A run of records
⁂
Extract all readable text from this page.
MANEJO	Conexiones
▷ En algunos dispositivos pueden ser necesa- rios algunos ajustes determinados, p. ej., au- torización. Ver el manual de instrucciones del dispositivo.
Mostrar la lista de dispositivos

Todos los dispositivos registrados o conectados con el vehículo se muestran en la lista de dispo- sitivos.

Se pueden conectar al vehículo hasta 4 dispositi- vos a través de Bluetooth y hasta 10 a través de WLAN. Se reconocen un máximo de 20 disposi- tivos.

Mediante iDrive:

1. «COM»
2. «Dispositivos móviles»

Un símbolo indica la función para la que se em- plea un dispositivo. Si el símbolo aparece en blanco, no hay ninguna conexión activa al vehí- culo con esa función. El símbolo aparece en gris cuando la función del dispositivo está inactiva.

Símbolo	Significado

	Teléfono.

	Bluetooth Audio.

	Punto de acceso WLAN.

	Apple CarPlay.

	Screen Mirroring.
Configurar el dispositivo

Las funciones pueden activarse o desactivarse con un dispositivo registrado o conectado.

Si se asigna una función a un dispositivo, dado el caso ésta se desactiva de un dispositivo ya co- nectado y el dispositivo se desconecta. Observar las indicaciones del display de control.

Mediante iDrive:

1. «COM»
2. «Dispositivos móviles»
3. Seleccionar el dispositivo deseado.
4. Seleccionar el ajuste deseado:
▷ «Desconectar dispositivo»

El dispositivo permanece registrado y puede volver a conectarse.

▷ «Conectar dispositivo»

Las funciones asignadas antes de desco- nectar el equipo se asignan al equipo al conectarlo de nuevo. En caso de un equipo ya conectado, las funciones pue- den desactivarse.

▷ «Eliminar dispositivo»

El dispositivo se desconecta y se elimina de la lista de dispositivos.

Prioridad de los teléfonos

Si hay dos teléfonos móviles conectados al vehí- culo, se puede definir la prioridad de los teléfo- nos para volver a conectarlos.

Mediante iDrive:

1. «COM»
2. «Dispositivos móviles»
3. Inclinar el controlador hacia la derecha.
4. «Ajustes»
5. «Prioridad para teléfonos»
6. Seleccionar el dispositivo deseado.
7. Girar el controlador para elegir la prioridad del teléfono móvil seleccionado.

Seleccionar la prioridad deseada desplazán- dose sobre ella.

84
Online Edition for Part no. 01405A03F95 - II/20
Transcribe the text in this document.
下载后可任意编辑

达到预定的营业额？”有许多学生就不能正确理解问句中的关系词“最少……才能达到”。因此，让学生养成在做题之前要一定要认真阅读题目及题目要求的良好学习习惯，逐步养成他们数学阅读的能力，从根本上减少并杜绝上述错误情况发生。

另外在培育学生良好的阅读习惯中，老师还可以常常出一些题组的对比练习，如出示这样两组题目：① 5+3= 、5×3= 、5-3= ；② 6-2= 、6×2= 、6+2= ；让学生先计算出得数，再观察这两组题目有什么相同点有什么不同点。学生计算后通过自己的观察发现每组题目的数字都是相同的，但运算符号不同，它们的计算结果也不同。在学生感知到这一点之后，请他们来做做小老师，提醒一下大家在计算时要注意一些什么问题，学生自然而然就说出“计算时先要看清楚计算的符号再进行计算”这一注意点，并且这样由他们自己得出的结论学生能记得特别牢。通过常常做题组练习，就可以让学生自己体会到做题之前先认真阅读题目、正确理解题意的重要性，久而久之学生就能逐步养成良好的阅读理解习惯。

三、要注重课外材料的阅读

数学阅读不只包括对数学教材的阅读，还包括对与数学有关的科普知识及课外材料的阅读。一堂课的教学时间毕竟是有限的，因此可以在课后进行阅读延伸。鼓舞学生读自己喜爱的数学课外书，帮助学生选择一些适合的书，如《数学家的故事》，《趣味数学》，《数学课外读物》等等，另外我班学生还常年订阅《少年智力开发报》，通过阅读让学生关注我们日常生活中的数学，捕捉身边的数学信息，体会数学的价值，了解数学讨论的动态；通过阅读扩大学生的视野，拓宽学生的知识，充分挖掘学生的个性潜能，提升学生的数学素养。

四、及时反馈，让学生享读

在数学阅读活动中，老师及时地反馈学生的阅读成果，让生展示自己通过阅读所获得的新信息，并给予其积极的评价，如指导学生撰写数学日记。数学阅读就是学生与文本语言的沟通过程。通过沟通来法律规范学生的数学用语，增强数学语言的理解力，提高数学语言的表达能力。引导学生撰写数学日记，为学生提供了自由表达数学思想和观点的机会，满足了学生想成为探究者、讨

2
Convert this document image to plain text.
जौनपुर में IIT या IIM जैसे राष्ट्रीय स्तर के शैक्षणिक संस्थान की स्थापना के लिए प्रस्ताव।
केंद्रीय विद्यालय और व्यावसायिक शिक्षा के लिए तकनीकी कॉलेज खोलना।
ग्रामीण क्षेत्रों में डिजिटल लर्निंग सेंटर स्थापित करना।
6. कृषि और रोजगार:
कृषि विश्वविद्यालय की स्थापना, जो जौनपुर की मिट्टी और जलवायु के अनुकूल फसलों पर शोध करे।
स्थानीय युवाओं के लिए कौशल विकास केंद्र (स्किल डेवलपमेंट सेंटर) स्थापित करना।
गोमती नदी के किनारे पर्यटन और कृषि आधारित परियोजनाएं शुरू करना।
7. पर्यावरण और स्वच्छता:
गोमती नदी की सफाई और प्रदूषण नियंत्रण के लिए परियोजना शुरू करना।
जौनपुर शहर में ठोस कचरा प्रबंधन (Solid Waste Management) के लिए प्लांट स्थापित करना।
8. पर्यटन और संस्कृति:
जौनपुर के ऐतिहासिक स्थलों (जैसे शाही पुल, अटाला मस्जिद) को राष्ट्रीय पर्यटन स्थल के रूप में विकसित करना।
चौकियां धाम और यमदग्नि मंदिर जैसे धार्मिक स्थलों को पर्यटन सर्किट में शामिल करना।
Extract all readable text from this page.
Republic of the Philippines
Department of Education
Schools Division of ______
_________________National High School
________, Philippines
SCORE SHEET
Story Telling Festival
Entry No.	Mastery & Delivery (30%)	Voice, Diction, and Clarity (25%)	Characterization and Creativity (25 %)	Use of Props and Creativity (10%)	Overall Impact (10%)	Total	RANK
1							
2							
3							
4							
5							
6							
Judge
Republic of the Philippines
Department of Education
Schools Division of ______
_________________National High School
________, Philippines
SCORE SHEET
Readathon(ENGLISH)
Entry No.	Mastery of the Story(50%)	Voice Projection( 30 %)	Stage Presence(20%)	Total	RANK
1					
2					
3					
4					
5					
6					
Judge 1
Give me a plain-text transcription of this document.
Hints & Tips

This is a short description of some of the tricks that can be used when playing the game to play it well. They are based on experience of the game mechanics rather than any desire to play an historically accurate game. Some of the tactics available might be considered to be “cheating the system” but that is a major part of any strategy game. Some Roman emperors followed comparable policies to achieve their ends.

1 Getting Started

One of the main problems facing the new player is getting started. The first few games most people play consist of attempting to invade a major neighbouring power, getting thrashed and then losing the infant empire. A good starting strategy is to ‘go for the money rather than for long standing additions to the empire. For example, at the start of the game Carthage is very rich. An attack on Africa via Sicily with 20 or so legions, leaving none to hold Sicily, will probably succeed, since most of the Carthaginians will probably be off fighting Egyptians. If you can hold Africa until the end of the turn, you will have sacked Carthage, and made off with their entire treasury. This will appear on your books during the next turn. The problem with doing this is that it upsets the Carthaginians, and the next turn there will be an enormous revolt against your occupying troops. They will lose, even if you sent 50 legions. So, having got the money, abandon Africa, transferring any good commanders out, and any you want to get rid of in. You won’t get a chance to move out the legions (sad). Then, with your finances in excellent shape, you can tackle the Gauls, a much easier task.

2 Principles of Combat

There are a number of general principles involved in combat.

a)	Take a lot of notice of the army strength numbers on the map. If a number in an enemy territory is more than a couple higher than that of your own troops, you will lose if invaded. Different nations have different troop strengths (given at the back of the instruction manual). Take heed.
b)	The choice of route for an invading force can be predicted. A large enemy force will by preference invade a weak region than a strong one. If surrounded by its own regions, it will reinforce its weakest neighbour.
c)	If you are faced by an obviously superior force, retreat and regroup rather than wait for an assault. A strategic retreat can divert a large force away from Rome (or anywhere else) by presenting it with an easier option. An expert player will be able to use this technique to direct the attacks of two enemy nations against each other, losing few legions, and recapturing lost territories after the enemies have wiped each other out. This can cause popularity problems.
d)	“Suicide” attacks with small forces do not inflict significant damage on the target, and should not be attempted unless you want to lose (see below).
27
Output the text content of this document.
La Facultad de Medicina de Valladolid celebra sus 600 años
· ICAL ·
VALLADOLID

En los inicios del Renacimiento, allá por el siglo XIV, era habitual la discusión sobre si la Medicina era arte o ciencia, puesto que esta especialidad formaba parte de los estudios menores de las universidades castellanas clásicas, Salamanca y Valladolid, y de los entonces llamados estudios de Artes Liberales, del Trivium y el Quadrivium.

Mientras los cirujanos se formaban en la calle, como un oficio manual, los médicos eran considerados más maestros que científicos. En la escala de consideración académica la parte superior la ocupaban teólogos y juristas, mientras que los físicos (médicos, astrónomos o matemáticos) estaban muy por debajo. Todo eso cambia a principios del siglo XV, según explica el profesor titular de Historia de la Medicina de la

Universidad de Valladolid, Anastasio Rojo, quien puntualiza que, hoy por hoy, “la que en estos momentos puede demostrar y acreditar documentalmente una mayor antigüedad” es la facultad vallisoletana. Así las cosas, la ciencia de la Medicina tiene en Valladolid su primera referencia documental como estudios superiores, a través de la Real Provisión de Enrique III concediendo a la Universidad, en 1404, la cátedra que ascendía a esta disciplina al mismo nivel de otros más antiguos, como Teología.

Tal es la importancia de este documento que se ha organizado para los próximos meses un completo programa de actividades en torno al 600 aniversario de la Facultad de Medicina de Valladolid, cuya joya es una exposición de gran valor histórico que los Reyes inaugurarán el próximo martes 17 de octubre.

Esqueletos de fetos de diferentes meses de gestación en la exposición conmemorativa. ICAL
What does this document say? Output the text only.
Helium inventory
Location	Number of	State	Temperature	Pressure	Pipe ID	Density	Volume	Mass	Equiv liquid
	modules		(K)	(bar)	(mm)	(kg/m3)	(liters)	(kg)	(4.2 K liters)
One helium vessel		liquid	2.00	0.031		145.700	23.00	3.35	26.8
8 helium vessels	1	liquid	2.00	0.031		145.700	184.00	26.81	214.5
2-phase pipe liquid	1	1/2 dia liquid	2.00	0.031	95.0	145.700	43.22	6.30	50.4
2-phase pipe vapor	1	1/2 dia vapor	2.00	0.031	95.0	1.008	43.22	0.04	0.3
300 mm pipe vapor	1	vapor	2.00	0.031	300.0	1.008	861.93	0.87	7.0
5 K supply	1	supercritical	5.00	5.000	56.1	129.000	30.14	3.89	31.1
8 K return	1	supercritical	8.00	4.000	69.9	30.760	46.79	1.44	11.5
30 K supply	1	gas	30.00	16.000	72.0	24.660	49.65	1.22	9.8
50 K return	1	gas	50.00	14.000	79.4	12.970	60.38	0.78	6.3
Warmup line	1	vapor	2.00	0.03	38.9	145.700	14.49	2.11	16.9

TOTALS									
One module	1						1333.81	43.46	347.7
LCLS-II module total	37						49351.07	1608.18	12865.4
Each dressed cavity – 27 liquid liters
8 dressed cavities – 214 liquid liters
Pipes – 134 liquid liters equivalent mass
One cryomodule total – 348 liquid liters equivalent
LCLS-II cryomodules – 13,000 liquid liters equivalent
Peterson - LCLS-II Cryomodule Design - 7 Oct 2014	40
⁂
### Exercise goal
Pull out all lines from the listing that contain the string "manual".

### Problem solution
▷ En algunos dispositivos pueden ser necesa- rios algunos ajustes determinados, p. ej., au- torización. Ver el manual de instrucciones del dispositivo.
a)	Take a lot of notice of the army strength numbers on the map. If a number in an enemy territory is more than a couple higher than that of your own troops, you will lose if invaded. Different nations have different troop strengths (given at the back of the instruction manual). Take heed.
Mientras los cirujanos se formaban en la calle, como un oficio manual, los médicos eran considerados más maestros que científicos. En la escala de consideración académica la parte superior la ocupaban teólogos y juristas, mientras que los físicos (médicos, astrónomos o matemáticos) estaban muy por debajo. Todo eso cambia a principios del siglo XV, según explica el profesor titular de Historia de la Medicina de la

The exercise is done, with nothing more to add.